- _Request_
Extract every line that includes the string "image".

Records from a data collection
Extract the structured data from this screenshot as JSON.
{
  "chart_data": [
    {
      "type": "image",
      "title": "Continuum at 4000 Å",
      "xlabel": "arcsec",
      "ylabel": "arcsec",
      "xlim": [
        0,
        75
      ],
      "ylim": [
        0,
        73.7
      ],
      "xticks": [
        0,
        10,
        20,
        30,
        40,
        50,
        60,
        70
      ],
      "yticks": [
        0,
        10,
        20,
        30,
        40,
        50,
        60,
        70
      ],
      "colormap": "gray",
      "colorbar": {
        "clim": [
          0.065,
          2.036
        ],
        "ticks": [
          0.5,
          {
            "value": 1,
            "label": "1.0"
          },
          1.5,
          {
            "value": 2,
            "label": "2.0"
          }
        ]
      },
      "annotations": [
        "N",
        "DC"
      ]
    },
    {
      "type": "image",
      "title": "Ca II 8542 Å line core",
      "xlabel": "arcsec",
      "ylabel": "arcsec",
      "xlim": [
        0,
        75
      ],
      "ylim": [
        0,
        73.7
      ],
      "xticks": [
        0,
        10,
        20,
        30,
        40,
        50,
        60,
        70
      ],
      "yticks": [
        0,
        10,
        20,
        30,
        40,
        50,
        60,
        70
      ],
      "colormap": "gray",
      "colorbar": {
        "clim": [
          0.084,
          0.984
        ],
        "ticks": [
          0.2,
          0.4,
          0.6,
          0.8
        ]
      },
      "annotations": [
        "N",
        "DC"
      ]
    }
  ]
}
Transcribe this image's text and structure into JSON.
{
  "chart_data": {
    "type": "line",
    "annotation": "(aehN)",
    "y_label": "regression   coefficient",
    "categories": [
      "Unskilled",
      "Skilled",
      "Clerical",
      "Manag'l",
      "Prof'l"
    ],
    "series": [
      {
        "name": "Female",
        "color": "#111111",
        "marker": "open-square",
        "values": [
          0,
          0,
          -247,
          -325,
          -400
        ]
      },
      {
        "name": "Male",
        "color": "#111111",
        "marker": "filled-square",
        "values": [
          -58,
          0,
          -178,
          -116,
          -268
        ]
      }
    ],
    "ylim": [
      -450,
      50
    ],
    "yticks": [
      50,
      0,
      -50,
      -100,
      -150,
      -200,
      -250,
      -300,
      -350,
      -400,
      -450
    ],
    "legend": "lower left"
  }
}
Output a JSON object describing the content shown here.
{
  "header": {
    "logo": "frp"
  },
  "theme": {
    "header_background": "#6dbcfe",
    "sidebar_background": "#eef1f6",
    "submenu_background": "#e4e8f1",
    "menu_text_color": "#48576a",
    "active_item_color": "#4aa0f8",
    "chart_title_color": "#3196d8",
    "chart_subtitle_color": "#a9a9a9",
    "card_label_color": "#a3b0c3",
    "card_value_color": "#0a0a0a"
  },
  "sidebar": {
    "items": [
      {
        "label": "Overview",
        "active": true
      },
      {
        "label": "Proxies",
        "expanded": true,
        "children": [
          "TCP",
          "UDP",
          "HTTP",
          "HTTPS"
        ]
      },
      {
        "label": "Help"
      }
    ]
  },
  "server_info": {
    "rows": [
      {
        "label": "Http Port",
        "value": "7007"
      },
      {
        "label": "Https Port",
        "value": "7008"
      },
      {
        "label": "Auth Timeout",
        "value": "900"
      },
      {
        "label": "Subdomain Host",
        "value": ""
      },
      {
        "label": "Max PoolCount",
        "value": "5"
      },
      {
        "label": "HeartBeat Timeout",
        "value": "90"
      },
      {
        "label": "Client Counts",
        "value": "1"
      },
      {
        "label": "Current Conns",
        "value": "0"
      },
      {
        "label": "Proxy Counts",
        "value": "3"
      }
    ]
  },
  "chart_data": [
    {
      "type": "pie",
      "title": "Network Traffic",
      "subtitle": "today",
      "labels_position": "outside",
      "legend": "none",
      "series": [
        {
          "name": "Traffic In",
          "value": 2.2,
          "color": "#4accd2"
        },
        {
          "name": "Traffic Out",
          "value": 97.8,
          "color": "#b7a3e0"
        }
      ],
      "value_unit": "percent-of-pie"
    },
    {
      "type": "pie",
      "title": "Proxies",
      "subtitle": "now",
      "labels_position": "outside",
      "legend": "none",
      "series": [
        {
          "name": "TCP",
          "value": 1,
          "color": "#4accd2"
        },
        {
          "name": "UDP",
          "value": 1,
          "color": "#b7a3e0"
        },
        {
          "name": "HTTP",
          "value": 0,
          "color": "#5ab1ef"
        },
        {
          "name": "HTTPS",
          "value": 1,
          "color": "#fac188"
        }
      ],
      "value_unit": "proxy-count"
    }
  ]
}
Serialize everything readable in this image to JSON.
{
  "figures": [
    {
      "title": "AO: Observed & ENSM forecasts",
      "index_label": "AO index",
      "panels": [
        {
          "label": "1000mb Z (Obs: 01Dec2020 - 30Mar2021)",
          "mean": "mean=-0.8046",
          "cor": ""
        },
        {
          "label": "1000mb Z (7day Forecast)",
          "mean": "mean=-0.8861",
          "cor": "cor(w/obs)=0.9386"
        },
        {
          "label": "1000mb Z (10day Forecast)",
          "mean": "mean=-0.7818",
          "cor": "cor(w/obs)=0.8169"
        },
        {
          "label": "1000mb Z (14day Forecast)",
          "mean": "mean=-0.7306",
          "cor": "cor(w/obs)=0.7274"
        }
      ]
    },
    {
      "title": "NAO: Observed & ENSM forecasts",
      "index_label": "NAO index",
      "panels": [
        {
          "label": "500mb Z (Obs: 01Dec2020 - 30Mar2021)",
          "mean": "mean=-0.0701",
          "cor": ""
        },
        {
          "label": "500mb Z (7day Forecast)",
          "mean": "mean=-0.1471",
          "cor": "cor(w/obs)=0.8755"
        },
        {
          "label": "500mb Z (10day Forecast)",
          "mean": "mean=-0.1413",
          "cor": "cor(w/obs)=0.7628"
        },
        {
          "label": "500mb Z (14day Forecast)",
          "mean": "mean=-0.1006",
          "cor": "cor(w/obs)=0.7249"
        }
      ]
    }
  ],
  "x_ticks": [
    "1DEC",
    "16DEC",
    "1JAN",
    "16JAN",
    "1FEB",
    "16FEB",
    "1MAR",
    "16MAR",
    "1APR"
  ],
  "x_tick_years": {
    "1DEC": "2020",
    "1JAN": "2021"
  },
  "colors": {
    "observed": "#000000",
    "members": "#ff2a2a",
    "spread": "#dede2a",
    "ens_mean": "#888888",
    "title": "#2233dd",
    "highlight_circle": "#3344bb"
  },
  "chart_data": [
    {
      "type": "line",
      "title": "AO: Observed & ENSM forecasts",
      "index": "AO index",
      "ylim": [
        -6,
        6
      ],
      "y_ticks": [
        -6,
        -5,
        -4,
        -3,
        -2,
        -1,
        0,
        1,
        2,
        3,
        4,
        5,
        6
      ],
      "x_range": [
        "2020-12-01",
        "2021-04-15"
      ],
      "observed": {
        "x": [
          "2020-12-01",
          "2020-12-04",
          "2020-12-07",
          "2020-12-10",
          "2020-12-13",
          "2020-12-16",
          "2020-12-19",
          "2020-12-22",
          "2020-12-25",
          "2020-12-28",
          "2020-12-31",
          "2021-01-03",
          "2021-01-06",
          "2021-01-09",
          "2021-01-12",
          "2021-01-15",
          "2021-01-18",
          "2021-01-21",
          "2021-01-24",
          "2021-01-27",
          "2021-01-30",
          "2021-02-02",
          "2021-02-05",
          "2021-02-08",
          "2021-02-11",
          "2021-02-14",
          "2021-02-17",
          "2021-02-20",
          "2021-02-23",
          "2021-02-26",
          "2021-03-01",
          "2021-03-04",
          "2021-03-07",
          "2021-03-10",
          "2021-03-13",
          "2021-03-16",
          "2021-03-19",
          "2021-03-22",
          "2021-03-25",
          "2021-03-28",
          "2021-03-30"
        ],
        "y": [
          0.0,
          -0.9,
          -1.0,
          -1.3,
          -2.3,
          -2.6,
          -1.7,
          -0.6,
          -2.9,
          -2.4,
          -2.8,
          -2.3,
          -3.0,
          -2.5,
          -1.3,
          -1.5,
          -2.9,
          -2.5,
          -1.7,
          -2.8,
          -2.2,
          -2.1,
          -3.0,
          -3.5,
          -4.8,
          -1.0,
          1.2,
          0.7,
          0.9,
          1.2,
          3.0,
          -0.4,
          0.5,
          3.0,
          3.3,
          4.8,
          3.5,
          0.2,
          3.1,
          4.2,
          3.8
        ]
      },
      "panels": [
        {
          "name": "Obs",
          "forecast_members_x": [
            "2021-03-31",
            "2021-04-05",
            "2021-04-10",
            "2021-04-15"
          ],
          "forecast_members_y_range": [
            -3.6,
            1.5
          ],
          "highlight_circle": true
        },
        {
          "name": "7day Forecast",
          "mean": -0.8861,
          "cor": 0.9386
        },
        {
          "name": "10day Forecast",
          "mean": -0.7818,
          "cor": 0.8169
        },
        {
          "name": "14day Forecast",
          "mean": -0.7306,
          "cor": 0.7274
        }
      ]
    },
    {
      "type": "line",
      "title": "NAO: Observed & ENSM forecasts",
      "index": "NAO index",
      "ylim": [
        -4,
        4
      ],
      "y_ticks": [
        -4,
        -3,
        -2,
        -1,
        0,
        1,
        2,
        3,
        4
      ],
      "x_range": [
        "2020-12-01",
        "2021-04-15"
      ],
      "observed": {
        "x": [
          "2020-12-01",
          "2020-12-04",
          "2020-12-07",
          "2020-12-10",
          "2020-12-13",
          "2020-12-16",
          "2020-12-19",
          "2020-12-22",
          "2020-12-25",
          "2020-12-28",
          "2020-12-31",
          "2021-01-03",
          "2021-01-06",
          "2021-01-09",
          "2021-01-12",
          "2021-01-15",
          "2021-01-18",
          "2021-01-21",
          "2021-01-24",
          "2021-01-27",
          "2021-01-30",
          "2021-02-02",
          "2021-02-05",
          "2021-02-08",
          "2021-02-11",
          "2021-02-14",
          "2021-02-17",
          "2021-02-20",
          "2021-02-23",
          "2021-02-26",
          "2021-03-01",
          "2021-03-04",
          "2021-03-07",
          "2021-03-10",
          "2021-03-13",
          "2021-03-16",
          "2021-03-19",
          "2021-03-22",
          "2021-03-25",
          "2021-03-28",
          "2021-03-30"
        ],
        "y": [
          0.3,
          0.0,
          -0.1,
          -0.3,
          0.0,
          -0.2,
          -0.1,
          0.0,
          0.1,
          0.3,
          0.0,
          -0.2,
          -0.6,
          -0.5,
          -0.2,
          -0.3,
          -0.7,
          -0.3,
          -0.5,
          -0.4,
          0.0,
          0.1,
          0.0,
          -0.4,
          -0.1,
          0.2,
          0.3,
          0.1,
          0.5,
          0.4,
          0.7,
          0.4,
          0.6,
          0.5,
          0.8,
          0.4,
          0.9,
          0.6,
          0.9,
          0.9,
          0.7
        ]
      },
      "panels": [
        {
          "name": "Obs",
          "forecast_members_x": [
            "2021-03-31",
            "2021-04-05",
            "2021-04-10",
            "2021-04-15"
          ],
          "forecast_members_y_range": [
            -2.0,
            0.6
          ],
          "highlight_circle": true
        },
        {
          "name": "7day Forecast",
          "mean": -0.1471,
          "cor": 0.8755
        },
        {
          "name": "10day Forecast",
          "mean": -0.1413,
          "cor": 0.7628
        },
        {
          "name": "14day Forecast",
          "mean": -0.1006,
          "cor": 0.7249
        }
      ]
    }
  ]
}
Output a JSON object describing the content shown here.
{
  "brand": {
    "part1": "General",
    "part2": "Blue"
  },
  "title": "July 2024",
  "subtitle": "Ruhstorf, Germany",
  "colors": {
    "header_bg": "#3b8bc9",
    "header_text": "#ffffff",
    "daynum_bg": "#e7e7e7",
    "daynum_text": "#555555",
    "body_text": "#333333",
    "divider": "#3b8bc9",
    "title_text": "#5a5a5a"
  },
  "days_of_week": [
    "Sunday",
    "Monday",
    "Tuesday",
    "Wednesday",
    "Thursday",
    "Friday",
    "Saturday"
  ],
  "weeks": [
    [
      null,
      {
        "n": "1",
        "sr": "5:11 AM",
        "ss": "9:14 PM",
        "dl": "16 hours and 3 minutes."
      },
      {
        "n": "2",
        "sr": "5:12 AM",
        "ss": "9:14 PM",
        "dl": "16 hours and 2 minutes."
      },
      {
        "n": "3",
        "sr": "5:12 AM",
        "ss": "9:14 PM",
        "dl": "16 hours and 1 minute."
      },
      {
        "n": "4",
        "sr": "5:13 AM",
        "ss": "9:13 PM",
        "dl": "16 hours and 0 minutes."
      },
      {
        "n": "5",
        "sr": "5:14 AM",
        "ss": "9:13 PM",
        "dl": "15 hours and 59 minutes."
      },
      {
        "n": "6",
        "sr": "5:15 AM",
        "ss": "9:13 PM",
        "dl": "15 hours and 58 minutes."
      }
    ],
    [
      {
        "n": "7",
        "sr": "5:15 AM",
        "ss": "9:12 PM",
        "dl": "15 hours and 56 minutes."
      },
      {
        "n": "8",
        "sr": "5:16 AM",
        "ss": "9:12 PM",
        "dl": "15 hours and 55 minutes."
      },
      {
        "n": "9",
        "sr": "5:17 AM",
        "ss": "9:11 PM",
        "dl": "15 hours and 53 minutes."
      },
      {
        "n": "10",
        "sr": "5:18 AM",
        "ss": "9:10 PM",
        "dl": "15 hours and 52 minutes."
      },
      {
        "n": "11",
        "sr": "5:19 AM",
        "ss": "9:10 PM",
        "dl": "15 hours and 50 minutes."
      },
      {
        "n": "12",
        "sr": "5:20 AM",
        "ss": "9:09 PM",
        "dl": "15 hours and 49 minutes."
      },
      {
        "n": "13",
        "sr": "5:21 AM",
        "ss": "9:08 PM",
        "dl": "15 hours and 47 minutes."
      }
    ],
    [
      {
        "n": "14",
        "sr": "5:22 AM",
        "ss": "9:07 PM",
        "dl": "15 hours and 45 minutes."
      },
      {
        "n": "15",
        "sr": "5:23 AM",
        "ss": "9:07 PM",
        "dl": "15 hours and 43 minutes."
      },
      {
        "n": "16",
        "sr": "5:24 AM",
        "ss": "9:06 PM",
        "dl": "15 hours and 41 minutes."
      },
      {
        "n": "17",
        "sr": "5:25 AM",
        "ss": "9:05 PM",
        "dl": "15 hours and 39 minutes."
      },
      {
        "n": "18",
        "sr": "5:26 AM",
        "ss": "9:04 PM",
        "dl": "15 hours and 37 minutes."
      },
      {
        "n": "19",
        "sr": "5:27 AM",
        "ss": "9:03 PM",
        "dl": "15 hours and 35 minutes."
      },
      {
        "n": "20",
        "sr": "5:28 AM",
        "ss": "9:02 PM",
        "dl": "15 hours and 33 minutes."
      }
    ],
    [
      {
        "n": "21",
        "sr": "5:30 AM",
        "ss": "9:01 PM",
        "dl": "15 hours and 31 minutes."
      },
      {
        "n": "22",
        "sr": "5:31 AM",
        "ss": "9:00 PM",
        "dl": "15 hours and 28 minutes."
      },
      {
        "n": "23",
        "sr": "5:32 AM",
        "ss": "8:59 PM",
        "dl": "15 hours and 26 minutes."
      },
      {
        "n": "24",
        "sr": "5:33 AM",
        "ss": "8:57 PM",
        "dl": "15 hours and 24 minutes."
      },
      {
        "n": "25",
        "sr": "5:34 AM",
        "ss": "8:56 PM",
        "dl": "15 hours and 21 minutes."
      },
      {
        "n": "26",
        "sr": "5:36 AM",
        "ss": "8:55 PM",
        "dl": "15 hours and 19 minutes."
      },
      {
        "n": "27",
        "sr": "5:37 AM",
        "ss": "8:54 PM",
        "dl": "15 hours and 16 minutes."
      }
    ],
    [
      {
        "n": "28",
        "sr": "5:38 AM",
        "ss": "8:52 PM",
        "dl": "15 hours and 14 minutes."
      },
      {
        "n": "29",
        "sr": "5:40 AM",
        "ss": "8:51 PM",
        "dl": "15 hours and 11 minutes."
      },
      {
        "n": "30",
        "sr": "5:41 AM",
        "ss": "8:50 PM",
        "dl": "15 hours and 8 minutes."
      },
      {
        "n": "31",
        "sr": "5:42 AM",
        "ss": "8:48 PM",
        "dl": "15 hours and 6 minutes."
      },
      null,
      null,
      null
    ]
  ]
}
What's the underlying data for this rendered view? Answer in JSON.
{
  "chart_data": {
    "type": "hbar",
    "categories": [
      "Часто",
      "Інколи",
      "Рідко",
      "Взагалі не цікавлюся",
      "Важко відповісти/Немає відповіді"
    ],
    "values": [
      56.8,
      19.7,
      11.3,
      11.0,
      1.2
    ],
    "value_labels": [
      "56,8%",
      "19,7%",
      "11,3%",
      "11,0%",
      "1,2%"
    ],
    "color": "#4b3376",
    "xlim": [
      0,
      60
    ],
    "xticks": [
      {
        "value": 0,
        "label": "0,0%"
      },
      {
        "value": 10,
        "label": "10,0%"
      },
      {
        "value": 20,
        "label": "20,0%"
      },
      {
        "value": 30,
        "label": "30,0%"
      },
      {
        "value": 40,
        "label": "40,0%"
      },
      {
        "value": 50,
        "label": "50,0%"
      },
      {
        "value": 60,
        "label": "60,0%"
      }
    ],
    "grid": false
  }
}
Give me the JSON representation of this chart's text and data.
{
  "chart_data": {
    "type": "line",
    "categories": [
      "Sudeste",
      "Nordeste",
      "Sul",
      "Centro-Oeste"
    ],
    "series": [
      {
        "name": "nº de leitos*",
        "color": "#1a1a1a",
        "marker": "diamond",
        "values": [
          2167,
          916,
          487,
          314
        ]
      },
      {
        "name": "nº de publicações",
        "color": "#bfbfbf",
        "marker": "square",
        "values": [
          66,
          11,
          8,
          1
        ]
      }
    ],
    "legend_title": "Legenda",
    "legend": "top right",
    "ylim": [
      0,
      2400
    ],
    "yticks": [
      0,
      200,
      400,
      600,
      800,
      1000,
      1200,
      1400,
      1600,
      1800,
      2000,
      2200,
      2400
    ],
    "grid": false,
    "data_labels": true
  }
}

- _Task output_
      "type": "image",
      "type": "image",
Transcribe this image's text and structure into JSON.
Serialize everything readable in this image to JSON.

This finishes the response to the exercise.